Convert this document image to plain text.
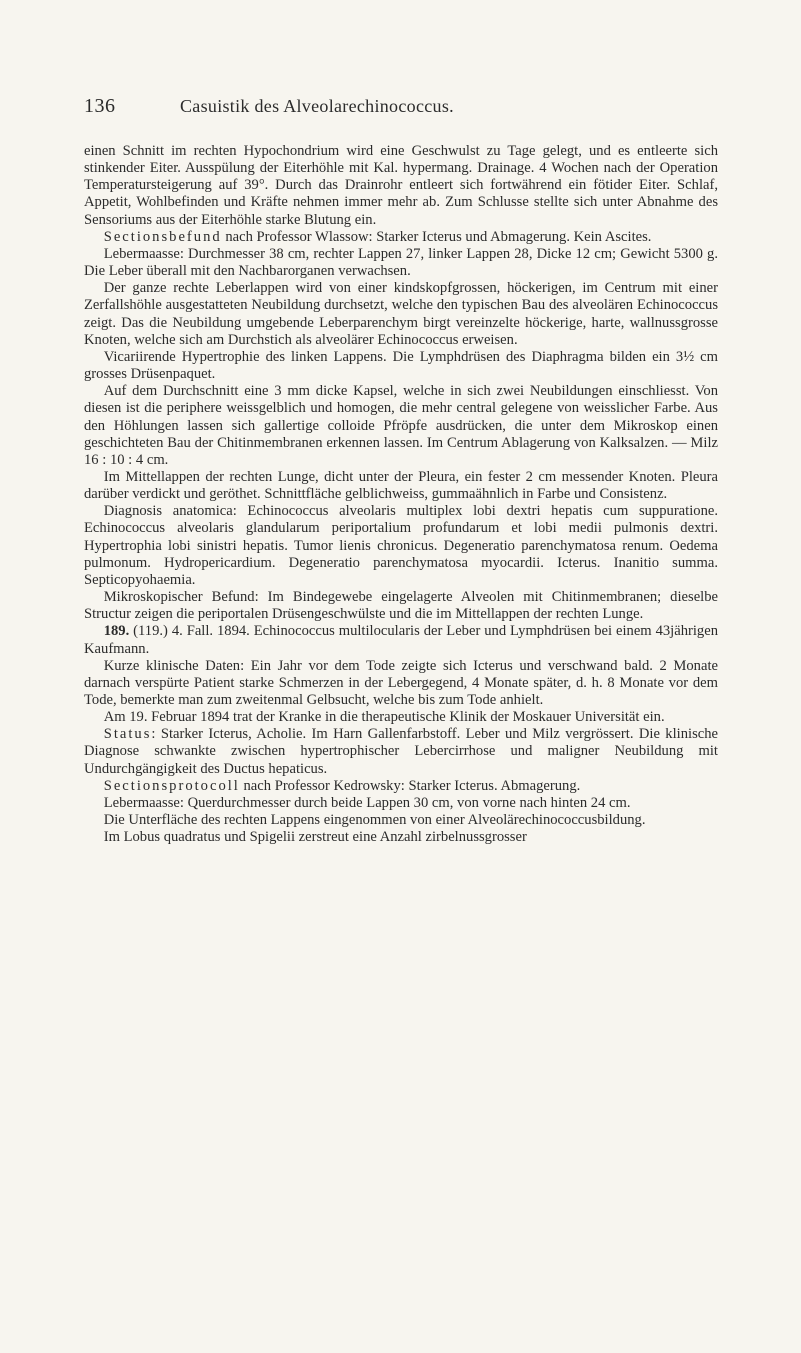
136	Casuistik des Alveolarechinococcus.

einen Schnitt im rechten Hypochondrium wird eine Geschwulst zu Tage gelegt, und es entleerte sich stinkender Eiter. Ausspülung der Eiterhöhle mit Kal. hypermang. Drainage. 4 Wochen nach der Operation Temperatursteigerung auf 39°. Durch das Drainrohr entleert sich fortwährend ein fötider Eiter. Schlaf, Appetit, Wohlbefinden und Kräfte nehmen immer mehr ab. Zum Schlusse stellte sich unter Abnahme des Sensoriums aus der Eiterhöhle starke Blutung ein.

Sectionsbefund nach Professor Wlassow: Starker Icterus und Abmagerung. Kein Ascites.

Lebermaasse: Durchmesser 38 cm, rechter Lappen 27, linker Lappen 28, Dicke 12 cm; Gewicht 5300 g. Die Leber überall mit den Nachbarorganen verwachsen.

Der ganze rechte Leberlappen wird von einer kindskopfgrossen, höckerigen, im Centrum mit einer Zerfallshöhle ausgestatteten Neubildung durchsetzt, welche den typischen Bau des alveolären Echinococcus zeigt. Das die Neubildung umgebende Leberparenchym birgt vereinzelte höckerige, harte, wallnussgrosse Knoten, welche sich am Durchstich als alveolärer Echinococcus erweisen.

Vicariirende Hypertrophie des linken Lappens. Die Lymphdrüsen des Diaphragma bilden ein 3½ cm grosses Drüsenpaquet.

Auf dem Durchschnitt eine 3 mm dicke Kapsel, welche in sich zwei Neubildungen einschliesst. Von diesen ist die periphere weissgelblich und homogen, die mehr central gelegene von weisslicher Farbe. Aus den Höhlungen lassen sich gallertige colloide Pfröpfe ausdrücken, die unter dem Mikroskop einen geschichteten Bau der Chitinmembranen erkennen lassen. Im Centrum Ablagerung von Kalksalzen. — Milz 16 : 10 : 4 cm.

Im Mittellappen der rechten Lunge, dicht unter der Pleura, ein fester 2 cm messender Knoten. Pleura darüber verdickt und geröthet. Schnittfläche gelblichweiss, gummaähnlich in Farbe und Consistenz.

Diagnosis anatomica: Echinococcus alveolaris multiplex lobi dextri hepatis cum suppuratione. Echinococcus alveolaris glandularum periportalium profundarum et lobi medii pulmonis dextri. Hypertrophia lobi sinistri hepatis. Tumor lienis chronicus. Degeneratio parenchymatosa renum. Oedema pulmonum. Hydropericardium. Degeneratio parenchymatosa myocardii. Icterus. Inanitio summa. Septicopyohaemia.

Mikroskopischer Befund: Im Bindegewebe eingelagerte Alveolen mit Chitinmembranen; dieselbe Structur zeigen die periportalen Drüsengeschwülste und die im Mittellappen der rechten Lunge.

189. (119.) 4. Fall. 1894. Echinococcus multilocularis der Leber und Lymphdrüsen bei einem 43jährigen Kaufmann.

Kurze klinische Daten: Ein Jahr vor dem Tode zeigte sich Icterus und verschwand bald. 2 Monate darnach verspürte Patient starke Schmerzen in der Lebergegend, 4 Monate später, d. h. 8 Monate vor dem Tode, bemerkte man zum zweitenmal Gelbsucht, welche bis zum Tode anhielt.

Am 19. Februar 1894 trat der Kranke in die therapeutische Klinik der Moskauer Universität ein.

Status: Starker Icterus, Acholie. Im Harn Gallenfarbstoff. Leber und Milz vergrössert. Die klinische Diagnose schwankte zwischen hypertrophischer Lebercirrhose und maligner Neubildung mit Undurchgängigkeit des Ductus hepaticus.

Sectionsprotocoll nach Professor Kedrowsky: Starker Icterus. Abmagerung.

Lebermaasse: Querdurchmesser durch beide Lappen 30 cm, von vorne nach hinten 24 cm.

Die Unterfläche des rechten Lappens eingenommen von einer Alveolärechinococcusbildung.

Im Lobus quadratus und Spigelii zerstreut eine Anzahl zirbelnussgrosser
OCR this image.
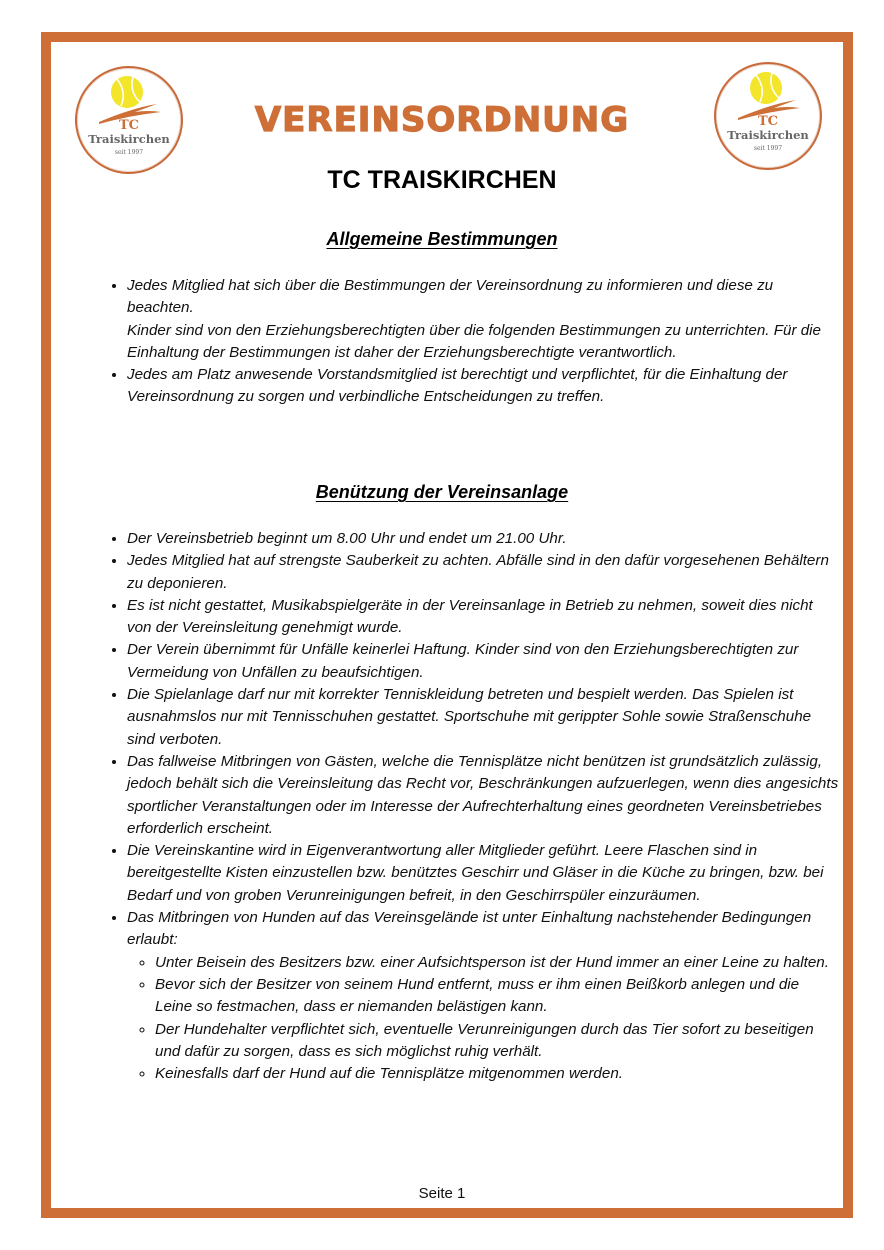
TC
Traiskirchen
seit 1997
TC
Traiskirchen
seit 1997
VEREINSORDNUNG
TC TRAISKIRCHEN
Allgemeine Bestimmungen
• Jedes Mitglied hat sich über die Bestimmungen der Vereinsordnung zu informieren und diese zu beachten.
Kinder sind von den Erziehungsberechtigten über die folgenden Bestimmungen zu unterrichten. Für die Einhaltung der Bestimmungen ist daher der Erziehungsberechtigte verantwortlich.
• Jedes am Platz anwesende Vorstandsmitglied ist berechtigt und verpflichtet, für die Einhaltung der Vereinsordnung zu sorgen und verbindliche Entscheidungen zu treffen.
Benützung der Vereinsanlage
• Der Vereinsbetrieb beginnt um 8.00 Uhr und endet um 21.00 Uhr.
• Jedes Mitglied hat auf strengste Sauberkeit zu achten. Abfälle sind in den dafür vorgesehenen Behältern zu deponieren.
• Es ist nicht gestattet, Musikabspielgeräte in der Vereinsanlage in Betrieb zu nehmen, soweit dies nicht von der Vereinsleitung genehmigt wurde.
• Der Verein übernimmt für Unfälle keinerlei Haftung. Kinder sind von den Erziehungsberechtigten zur Vermeidung von Unfällen zu beaufsichtigen.
• Die Spielanlage darf nur mit korrekter Tenniskleidung betreten und bespielt werden. Das Spielen ist ausnahmslos nur mit Tennisschuhen gestattet. Sportschuhe mit gerippter Sohle sowie Straßenschuhe sind verboten.
• Das fallweise Mitbringen von Gästen, welche die Tennisplätze nicht benützen ist grundsätzlich zulässig, jedoch behält sich die Vereinsleitung das Recht vor, Beschränkungen aufzuerlegen, wenn dies angesichts sportlicher Veranstaltungen oder im Interesse der Aufrechterhaltung eines geordneten Vereinsbetriebes erforderlich erscheint.
• Die Vereinskantine wird in Eigenverantwortung aller Mitglieder geführt. Leere Flaschen sind in bereitgestellte Kisten einzustellen bzw. benütztes Geschirr und Gläser in die Küche zu bringen, bzw. bei Bedarf und von groben Verunreinigungen befreit, in den Geschirrspüler einzuräumen.
• Das Mitbringen von Hunden auf das Vereinsgelände ist unter Einhaltung nachstehender Bedingungen erlaubt:
◦ Unter Beisein des Besitzers bzw. einer Aufsichtsperson ist der Hund immer an einer Leine zu halten.
◦ Bevor sich der Besitzer von seinem Hund entfernt, muss er ihm einen Beißkorb anlegen und die Leine so festmachen, dass er niemanden belästigen kann.
◦ Der Hundehalter verpflichtet sich, eventuelle Verunreinigungen durch das Tier sofort zu beseitigen und dafür zu sorgen, dass es sich möglichst ruhig verhält.
◦ Keinesfalls darf der Hund auf die Tennisplätze mitgenommen werden.
Seite 1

************

*Goal of the exercise*:
How many of the lines above include the word "Lymphdrüsen"? Respond with the number alone.

*Expected output*:
2